→ **Problem**:
Answer with one number: the count of lines in this material that hold the word "갚으려고".

→ **Supplied data**:
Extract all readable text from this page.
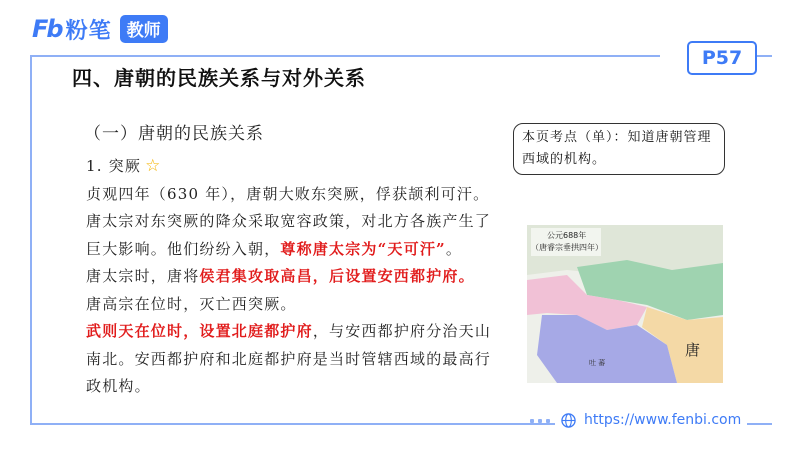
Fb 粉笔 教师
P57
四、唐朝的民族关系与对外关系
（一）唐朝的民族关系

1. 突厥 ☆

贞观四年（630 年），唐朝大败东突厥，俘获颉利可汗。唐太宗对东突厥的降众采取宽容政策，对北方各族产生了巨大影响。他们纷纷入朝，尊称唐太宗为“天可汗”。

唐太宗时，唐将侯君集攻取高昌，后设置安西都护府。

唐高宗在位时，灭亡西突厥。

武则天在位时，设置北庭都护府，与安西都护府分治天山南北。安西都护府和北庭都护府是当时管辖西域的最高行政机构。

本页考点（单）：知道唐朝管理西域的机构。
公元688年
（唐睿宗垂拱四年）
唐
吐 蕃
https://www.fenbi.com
---
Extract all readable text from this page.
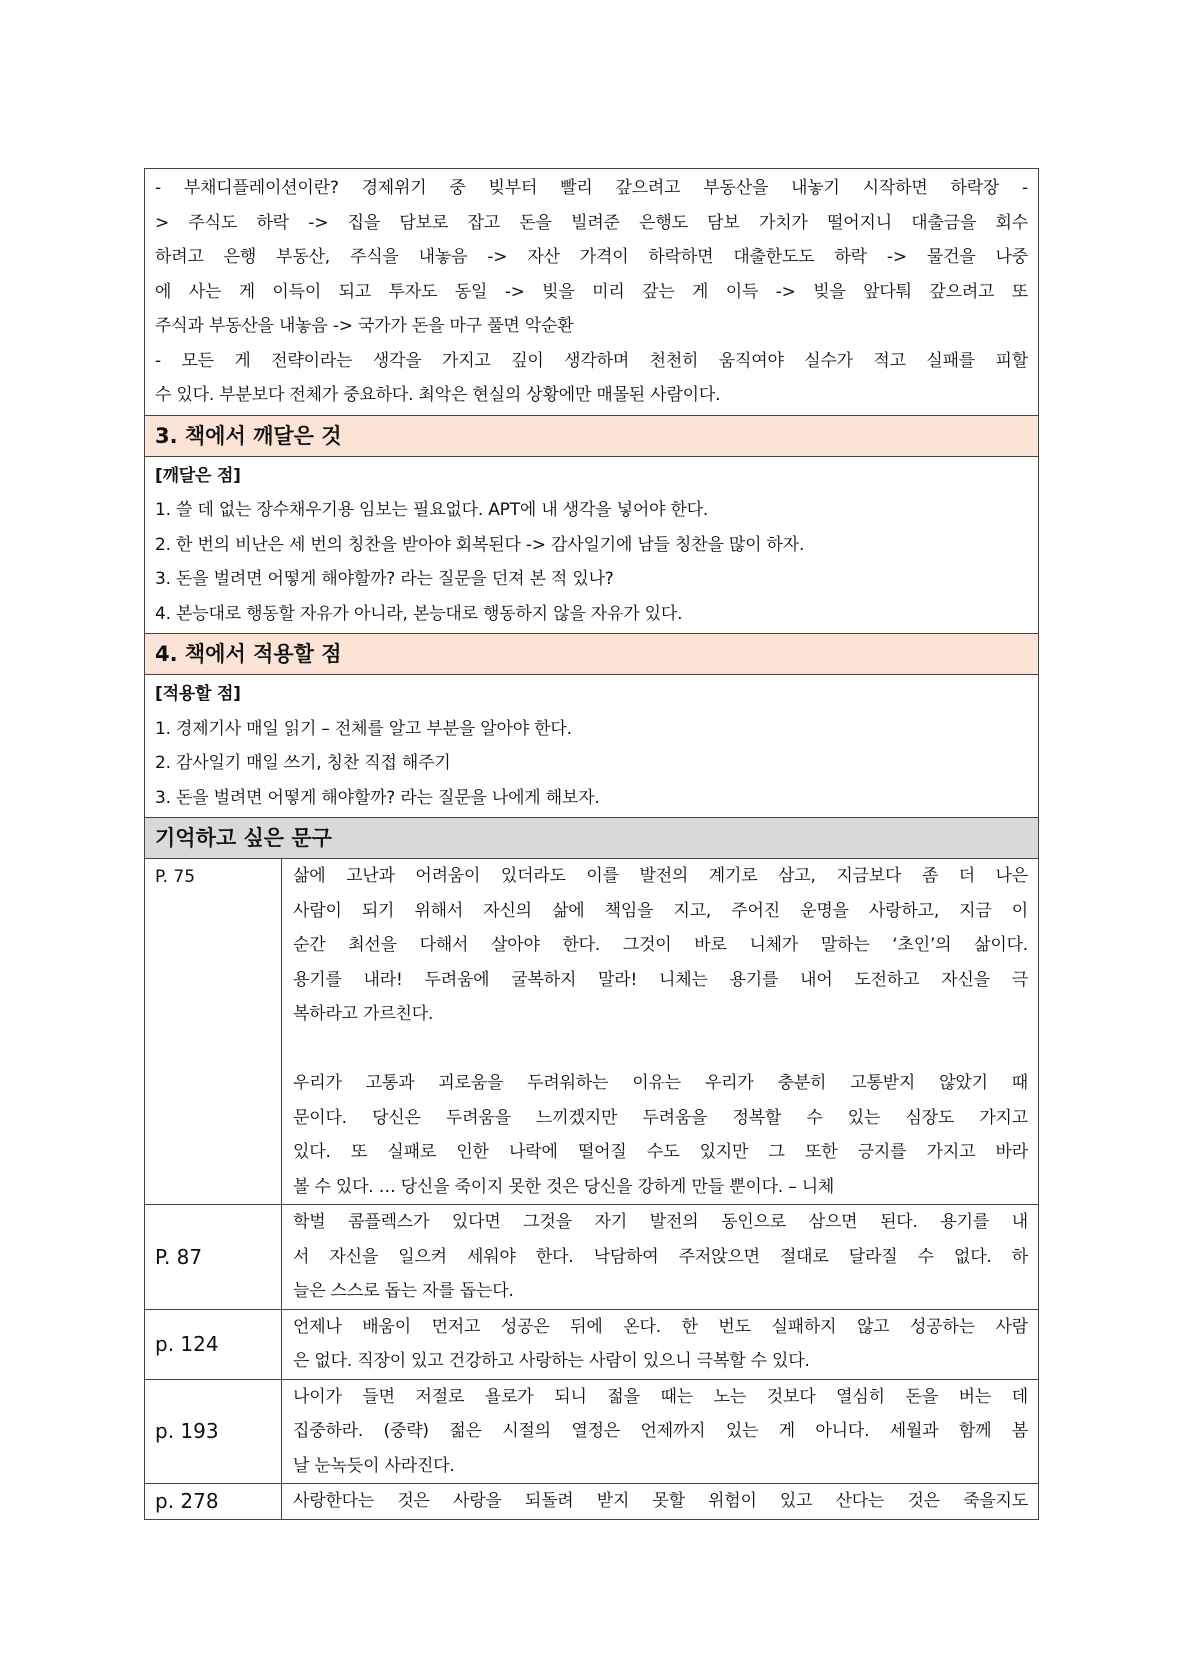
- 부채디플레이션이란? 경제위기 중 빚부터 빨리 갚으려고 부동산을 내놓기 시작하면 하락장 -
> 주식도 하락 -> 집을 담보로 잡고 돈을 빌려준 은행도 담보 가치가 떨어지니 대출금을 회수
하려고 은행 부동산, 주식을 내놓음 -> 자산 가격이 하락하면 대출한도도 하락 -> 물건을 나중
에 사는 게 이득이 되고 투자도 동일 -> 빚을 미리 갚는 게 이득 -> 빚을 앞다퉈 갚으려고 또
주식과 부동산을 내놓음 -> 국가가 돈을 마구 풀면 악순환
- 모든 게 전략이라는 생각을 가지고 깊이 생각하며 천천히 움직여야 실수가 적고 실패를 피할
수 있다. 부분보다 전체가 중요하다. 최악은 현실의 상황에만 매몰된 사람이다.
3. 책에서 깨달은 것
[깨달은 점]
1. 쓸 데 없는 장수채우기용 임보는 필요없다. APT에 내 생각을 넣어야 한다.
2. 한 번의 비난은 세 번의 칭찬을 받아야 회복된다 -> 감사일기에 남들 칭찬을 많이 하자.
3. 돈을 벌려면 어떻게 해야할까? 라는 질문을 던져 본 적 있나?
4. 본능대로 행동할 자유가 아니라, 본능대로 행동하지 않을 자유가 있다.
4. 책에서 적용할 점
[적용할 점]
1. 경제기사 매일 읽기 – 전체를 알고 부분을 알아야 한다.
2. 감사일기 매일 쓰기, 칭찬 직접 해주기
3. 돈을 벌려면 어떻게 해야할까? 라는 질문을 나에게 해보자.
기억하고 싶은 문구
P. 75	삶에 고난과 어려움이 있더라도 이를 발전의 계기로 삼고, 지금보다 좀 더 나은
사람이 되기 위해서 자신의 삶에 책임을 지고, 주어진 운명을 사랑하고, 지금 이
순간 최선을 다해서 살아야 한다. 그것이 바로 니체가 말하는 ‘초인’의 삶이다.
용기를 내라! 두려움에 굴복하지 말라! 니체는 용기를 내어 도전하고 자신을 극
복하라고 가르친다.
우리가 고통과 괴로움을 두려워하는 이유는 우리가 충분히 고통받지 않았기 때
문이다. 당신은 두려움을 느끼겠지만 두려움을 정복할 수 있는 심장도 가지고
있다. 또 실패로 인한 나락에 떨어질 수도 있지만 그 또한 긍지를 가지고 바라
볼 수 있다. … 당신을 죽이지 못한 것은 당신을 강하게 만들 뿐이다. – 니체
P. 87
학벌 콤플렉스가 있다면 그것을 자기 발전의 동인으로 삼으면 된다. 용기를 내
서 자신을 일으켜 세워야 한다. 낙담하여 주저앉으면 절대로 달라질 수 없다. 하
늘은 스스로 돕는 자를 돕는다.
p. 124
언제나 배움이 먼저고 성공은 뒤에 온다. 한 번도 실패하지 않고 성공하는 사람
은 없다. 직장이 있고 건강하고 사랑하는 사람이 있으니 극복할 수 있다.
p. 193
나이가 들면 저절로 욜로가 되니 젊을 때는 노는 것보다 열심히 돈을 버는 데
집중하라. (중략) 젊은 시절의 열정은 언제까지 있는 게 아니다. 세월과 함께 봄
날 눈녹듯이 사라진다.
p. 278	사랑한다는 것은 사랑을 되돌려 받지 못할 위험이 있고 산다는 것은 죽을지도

→ **Solution to this problem**:
2